>> start DATA LINES
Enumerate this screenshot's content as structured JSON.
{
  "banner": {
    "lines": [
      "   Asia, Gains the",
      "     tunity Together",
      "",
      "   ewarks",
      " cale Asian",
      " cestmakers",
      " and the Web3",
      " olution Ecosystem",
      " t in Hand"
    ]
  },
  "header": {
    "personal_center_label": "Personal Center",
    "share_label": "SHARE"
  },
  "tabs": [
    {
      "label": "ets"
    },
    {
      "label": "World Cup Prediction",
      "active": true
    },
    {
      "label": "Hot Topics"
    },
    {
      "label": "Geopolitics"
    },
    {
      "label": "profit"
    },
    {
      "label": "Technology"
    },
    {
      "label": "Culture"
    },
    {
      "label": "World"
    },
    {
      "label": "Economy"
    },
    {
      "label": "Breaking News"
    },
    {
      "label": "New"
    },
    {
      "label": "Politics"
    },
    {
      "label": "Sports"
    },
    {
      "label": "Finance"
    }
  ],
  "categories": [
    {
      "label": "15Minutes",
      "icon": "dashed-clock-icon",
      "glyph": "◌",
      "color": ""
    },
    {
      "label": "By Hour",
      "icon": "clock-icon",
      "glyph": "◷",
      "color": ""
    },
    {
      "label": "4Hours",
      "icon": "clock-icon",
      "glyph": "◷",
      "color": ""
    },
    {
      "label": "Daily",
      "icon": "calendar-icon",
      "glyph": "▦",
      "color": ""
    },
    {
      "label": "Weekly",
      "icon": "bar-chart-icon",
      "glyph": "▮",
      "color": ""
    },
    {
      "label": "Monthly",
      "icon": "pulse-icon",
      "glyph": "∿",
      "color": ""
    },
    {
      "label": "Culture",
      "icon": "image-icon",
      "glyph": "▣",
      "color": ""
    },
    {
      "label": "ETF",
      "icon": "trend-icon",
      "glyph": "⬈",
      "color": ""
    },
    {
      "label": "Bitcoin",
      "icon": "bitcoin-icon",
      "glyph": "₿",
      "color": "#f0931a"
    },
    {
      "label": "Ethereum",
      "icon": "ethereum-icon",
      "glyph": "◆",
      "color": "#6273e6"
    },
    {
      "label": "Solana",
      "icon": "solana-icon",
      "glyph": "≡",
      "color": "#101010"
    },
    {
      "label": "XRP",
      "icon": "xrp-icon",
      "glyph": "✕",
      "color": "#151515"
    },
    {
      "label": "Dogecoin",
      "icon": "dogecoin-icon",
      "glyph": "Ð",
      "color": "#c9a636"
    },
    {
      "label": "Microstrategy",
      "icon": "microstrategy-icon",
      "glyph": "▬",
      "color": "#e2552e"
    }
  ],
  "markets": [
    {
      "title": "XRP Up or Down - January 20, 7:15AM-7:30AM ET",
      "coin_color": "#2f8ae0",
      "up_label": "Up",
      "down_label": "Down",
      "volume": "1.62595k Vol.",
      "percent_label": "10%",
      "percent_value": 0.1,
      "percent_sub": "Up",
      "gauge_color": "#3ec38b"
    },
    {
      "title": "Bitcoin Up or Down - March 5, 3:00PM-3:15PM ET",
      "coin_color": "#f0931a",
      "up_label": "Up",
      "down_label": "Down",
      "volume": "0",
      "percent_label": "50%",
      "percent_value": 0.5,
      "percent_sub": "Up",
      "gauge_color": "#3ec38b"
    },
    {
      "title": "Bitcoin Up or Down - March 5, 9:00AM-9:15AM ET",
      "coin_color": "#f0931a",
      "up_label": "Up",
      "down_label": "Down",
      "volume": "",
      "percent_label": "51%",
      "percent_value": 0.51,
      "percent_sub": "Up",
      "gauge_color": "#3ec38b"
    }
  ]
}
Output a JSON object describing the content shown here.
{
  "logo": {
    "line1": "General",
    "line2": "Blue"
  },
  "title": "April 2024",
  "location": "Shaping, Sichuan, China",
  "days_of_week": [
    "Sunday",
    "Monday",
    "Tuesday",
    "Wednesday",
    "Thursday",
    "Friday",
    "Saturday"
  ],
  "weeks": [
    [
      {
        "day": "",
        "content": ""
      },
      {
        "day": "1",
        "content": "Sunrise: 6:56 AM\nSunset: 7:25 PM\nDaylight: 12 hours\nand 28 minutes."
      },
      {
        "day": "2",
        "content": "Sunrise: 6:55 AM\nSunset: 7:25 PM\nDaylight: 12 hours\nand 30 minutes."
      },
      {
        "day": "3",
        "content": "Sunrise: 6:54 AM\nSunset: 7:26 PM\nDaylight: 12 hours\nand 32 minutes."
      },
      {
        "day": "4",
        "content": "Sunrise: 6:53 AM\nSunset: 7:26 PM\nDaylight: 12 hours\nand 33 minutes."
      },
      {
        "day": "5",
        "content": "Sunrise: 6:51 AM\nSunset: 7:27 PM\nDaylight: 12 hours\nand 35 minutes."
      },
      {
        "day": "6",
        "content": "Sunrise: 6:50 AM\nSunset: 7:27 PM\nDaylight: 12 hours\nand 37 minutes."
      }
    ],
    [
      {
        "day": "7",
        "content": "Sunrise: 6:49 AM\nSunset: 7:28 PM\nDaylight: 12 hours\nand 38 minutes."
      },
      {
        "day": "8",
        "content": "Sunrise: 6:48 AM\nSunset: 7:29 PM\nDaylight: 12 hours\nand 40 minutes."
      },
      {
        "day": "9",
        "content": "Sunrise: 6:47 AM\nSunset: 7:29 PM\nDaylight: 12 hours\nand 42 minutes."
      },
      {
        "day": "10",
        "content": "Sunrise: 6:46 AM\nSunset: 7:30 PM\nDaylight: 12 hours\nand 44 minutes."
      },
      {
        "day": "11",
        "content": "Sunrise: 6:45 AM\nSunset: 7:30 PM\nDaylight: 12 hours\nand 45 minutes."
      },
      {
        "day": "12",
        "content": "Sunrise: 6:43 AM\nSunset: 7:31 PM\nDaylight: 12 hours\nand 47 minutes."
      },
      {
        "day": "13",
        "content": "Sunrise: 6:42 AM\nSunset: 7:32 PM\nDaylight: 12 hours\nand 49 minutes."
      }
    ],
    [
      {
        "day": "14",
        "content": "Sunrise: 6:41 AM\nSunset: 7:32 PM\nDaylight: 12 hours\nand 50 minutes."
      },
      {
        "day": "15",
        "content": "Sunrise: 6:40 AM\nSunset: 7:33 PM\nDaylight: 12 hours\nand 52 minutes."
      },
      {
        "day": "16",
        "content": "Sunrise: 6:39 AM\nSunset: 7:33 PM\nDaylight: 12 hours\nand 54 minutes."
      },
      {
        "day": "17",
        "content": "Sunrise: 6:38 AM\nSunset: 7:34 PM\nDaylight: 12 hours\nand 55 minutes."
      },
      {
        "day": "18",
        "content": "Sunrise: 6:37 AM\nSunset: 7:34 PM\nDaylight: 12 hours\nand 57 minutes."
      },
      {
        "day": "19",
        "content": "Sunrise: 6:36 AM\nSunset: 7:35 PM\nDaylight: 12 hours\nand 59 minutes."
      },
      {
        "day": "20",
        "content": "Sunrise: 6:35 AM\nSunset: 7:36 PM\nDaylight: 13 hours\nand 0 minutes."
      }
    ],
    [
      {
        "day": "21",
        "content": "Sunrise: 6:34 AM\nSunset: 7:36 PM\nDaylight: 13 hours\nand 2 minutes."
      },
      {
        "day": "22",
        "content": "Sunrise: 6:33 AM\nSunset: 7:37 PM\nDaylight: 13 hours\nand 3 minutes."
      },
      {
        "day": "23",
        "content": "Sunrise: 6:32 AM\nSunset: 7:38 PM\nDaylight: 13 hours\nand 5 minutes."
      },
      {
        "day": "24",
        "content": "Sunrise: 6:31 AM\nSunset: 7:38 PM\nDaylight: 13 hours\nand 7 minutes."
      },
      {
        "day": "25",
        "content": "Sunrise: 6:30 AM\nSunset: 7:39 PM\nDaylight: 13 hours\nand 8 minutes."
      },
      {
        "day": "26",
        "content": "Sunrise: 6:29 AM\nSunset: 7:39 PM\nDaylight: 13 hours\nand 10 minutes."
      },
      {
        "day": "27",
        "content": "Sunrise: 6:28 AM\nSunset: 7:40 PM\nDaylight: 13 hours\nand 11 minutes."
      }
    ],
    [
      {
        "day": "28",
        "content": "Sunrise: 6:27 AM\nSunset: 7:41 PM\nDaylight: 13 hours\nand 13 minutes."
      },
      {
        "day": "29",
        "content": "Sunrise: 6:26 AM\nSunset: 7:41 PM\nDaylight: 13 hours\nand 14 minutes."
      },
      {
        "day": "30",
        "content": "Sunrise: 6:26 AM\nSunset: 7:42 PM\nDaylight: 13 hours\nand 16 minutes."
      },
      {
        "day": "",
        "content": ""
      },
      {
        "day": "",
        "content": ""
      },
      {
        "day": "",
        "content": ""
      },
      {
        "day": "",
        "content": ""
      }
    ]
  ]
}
>> end DATA LINES
### WHAT TO WORK ON:
Exactly how many lines of the material contain the word "World"? Write the number alone.

### THE OUTPUT:
2